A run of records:

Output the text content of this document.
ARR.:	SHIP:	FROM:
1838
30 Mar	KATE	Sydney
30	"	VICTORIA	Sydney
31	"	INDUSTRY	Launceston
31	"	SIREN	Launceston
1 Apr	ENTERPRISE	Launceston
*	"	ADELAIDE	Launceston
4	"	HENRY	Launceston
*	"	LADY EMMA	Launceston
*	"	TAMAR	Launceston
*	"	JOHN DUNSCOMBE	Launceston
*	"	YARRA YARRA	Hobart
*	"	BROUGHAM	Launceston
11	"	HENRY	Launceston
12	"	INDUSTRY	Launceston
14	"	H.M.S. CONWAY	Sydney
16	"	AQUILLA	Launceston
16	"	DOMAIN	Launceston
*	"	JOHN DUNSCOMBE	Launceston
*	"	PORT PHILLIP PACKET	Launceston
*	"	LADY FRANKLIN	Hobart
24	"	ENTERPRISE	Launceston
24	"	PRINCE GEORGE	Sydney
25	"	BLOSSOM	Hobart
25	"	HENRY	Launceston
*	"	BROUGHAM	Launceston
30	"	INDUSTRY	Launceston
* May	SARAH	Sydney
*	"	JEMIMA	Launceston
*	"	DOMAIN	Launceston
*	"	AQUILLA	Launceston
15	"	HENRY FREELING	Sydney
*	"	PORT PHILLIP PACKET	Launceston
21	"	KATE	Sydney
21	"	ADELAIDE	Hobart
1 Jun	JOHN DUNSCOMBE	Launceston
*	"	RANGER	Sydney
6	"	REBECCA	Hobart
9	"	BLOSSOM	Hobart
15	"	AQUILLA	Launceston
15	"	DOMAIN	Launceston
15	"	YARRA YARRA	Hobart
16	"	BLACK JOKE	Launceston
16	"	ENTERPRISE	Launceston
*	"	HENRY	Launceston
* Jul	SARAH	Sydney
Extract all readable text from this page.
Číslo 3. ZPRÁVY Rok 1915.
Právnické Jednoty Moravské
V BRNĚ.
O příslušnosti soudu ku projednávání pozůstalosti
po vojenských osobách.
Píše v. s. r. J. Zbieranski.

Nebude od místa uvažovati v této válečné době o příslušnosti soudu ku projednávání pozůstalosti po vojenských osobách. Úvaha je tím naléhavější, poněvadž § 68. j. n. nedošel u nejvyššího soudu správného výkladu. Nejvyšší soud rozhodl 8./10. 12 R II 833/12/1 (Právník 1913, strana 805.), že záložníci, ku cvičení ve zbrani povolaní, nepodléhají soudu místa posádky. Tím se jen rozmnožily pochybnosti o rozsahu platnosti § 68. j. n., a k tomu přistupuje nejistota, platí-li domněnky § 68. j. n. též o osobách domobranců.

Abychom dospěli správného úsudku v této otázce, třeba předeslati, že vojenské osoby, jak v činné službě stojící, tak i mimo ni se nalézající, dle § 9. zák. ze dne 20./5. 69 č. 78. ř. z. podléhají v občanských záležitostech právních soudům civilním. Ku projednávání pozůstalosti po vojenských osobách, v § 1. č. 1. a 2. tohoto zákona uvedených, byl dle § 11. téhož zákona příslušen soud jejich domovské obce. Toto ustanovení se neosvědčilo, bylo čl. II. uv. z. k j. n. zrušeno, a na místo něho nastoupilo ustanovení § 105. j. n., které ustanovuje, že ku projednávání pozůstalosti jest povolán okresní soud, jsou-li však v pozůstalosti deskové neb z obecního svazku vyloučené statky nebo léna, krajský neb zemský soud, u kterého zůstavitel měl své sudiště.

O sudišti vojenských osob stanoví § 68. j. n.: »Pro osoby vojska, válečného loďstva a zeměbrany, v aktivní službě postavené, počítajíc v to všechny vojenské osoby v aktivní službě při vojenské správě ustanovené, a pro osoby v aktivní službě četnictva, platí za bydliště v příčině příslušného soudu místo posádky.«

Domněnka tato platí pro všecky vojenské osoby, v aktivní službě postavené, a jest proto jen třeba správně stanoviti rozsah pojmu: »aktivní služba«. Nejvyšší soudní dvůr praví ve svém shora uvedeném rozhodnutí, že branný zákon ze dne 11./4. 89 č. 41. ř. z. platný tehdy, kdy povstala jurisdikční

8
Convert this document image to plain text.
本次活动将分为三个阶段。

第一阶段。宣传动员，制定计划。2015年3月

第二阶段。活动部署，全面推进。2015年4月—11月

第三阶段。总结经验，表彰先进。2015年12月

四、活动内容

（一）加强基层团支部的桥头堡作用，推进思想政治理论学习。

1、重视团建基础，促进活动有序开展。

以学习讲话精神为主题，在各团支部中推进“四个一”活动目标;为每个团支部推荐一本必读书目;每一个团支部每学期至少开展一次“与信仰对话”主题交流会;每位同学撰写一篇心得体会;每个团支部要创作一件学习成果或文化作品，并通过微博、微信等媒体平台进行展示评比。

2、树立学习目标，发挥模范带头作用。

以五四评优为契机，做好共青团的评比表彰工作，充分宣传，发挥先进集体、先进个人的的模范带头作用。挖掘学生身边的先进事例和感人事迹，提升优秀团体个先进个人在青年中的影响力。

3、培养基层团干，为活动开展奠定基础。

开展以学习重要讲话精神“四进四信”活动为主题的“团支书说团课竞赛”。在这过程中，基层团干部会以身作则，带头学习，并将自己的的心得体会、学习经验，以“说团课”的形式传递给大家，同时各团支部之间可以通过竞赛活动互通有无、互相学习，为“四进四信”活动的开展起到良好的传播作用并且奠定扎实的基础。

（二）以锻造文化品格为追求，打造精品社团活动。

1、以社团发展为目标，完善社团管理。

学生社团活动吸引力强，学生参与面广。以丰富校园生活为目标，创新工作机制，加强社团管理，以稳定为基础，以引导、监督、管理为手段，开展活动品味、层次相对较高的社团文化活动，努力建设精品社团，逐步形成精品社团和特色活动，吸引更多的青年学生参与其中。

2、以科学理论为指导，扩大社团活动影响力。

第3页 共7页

What is required:
From the entries above, copy each line holding "INDUSTRY".

Task response:
31	"	INDUSTRY	Launceston
12	"	INDUSTRY	Launceston
30	"	INDUSTRY	Launceston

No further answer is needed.